EXERCISE REQUIREMENTS: Pictures in the records should not be copied, but every other part must be repeated exactly.

DATASET EXTRACT:
>>>>>
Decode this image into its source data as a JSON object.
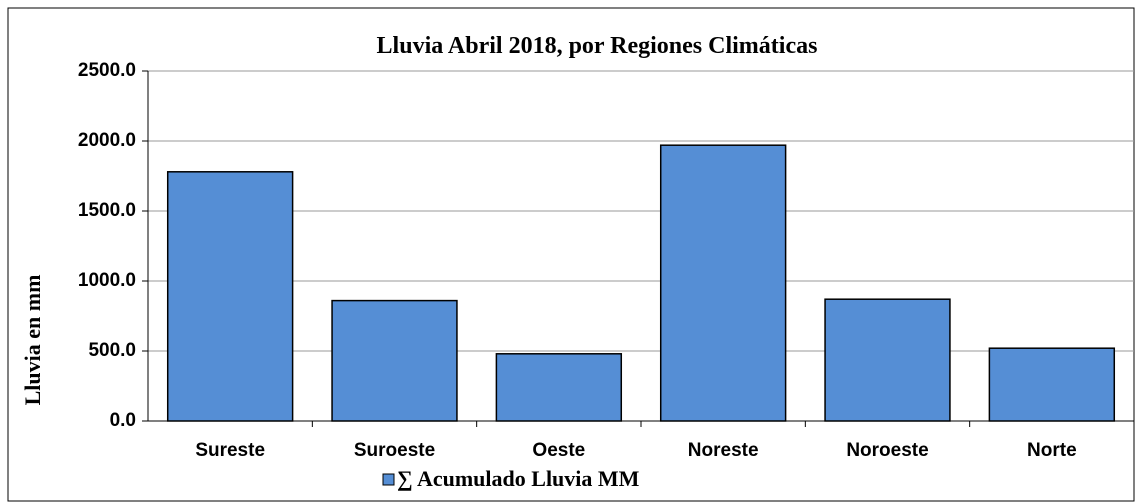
{
  "chart_data": {
    "type": "bar",
    "title": "Lluvia Abril 2018, por Regiones Climáticas",
    "y_label": "Lluvia  en mm",
    "categories": [
      "Sureste",
      "Suroeste",
      "Oeste",
      "Noreste",
      "Noroeste",
      "Norte"
    ],
    "series": [
      {
        "name": "∑ Acumulado Lluvia  MM",
        "color": "#558ed5",
        "values": [
          1780,
          860,
          480,
          1970,
          870,
          520
        ]
      }
    ],
    "ylim": [
      0,
      2500
    ],
    "yticks": [
      {
        "value": 0,
        "label": "0.0"
      },
      {
        "value": 500,
        "label": "500.0"
      },
      {
        "value": 1000,
        "label": "1000.0"
      },
      {
        "value": 1500,
        "label": "1500.0"
      },
      {
        "value": 2000,
        "label": "2000.0"
      },
      {
        "value": 2500,
        "label": "2500.0"
      }
    ],
    "grid": true,
    "legend": "bottom"
  }
}
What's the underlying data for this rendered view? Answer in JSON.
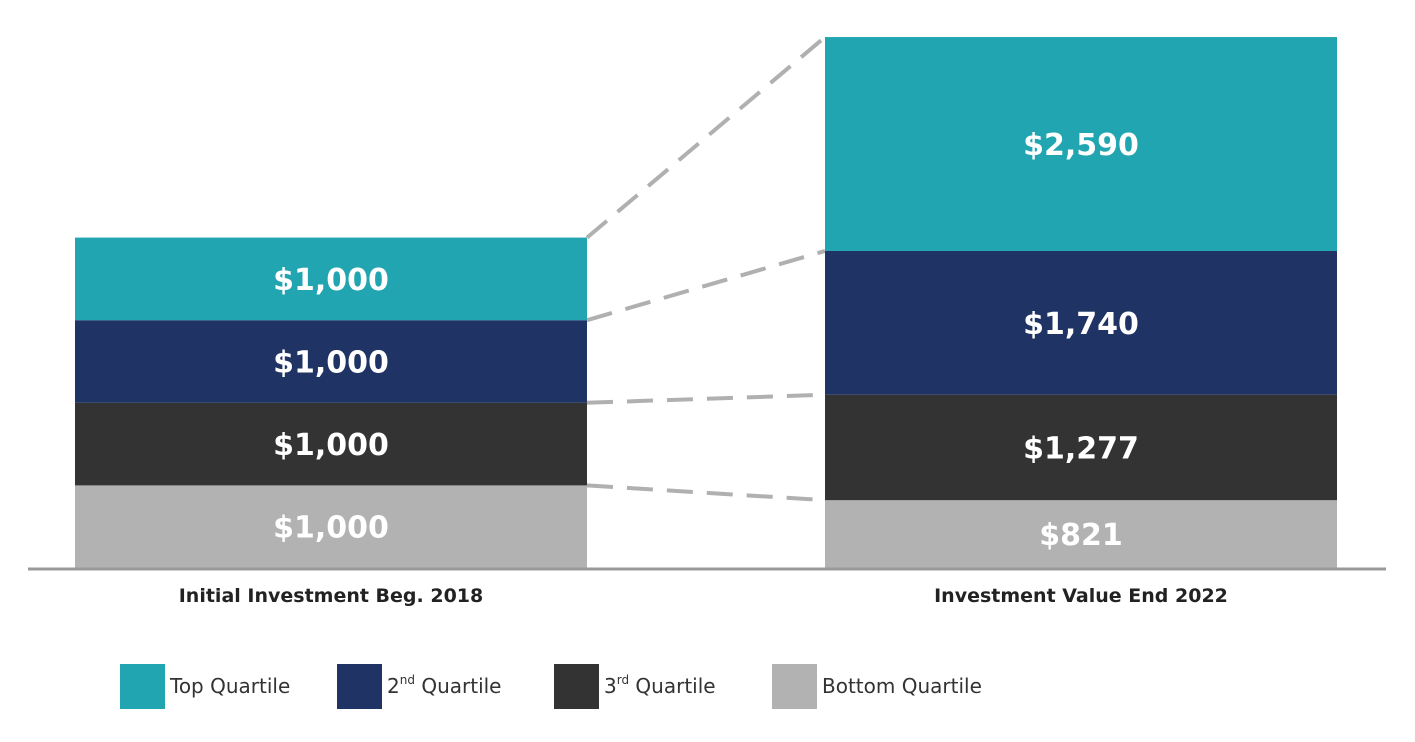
{
  "chart_data": {
    "type": "bar",
    "stacked": true,
    "categories": [
      "Initial Investment Beg. 2018",
      "Investment Value End 2022"
    ],
    "series": [
      {
        "name": "Bottom Quartile",
        "legend_parts": [
          "Bottom Quartile"
        ],
        "color": "#b2b2b2",
        "values": [
          1000,
          821
        ],
        "labels": [
          "$1,000",
          "$821"
        ]
      },
      {
        "name": "3rd Quartile",
        "legend_parts": [
          "3",
          "rd",
          " Quartile"
        ],
        "color": "#333333",
        "values": [
          1000,
          1277
        ],
        "labels": [
          "$1,000",
          "$1,277"
        ]
      },
      {
        "name": "2nd Quartile",
        "legend_parts": [
          "2",
          "nd",
          " Quartile"
        ],
        "color": "#1f3364",
        "values": [
          1000,
          1740
        ],
        "labels": [
          "$1,000",
          "$1,740"
        ]
      },
      {
        "name": "Top Quartile",
        "legend_parts": [
          "Top Quartile"
        ],
        "color": "#21a5b1",
        "values": [
          1000,
          2590
        ],
        "labels": [
          "$1,000",
          "$2,590"
        ]
      }
    ],
    "connectors": {
      "style": "dashed",
      "color": "#b0b0b0"
    },
    "legend_position": "bottom",
    "grid": false,
    "baseline_color": "#999999"
  }
}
<<<<<
TASK RESPONSE:
Decode this image into its source data as a JSON object.
{
  "chart_data": {
    "type": "bar",
    "title": "Lluvia Abril 2018, por Regiones Climáticas",
    "y_label": "Lluvia  en mm",
    "categories": [
      "Sureste",
      "Suroeste",
      "Oeste",
      "Noreste",
      "Noroeste",
      "Norte"
    ],
    "series": [
      {
        "name": "∑ Acumulado Lluvia  MM",
        "color": "#558ed5",
        "values": [
          1780,
          860,
          480,
          1970,
          870,
          520
        ]
      }
    ],
    "ylim": [
      0,
      2500
    ],
    "yticks": [
      {
        "value": 0,
        "label": "0.0"
      },
      {
        "value": 500,
        "label": "500.0"
      },
      {
        "value": 1000,
        "label": "1000.0"
      },
      {
        "value": 1500,
        "label": "1500.0"
      },
      {
        "value": 2000,
        "label": "2000.0"
      },
      {
        "value": 2500,
        "label": "2500.0"
      }
    ],
    "grid": true,
    "legend": "bottom"
  }
}
What's the underlying data for this rendered view? Answer in JSON.
{
  "chart_data": {
    "type": "bar",
    "stacked": true,
    "categories": [
      "Initial Investment Beg. 2018",
      "Investment Value End 2022"
    ],
    "series": [
      {
        "name": "Bottom Quartile",
        "legend_parts": [
          "Bottom Quartile"
        ],
        "color": "#b2b2b2",
        "values": [
          1000,
          821
        ],
        "labels": [
          "$1,000",
          "$821"
        ]
      },
      {
        "name": "3rd Quartile",
        "legend_parts": [
          "3",
          "rd",
          " Quartile"
        ],
        "color": "#333333",
        "values": [
          1000,
          1277
        ],
        "labels": [
          "$1,000",
          "$1,277"
        ]
      },
      {
        "name": "2nd Quartile",
        "legend_parts": [
          "2",
          "nd",
          " Quartile"
        ],
        "color": "#1f3364",
        "values": [
          1000,
          1740
        ],
        "labels": [
          "$1,000",
          "$1,740"
        ]
      },
      {
        "name": "Top Quartile",
        "legend_parts": [
          "Top Quartile"
        ],
        "color": "#21a5b1",
        "values": [
          1000,
          2590
        ],
        "labels": [
          "$1,000",
          "$2,590"
        ]
      }
    ],
    "connectors": {
      "style": "dashed",
      "color": "#b0b0b0"
    },
    "legend_position": "bottom",
    "grid": false,
    "baseline_color": "#999999"
  }
}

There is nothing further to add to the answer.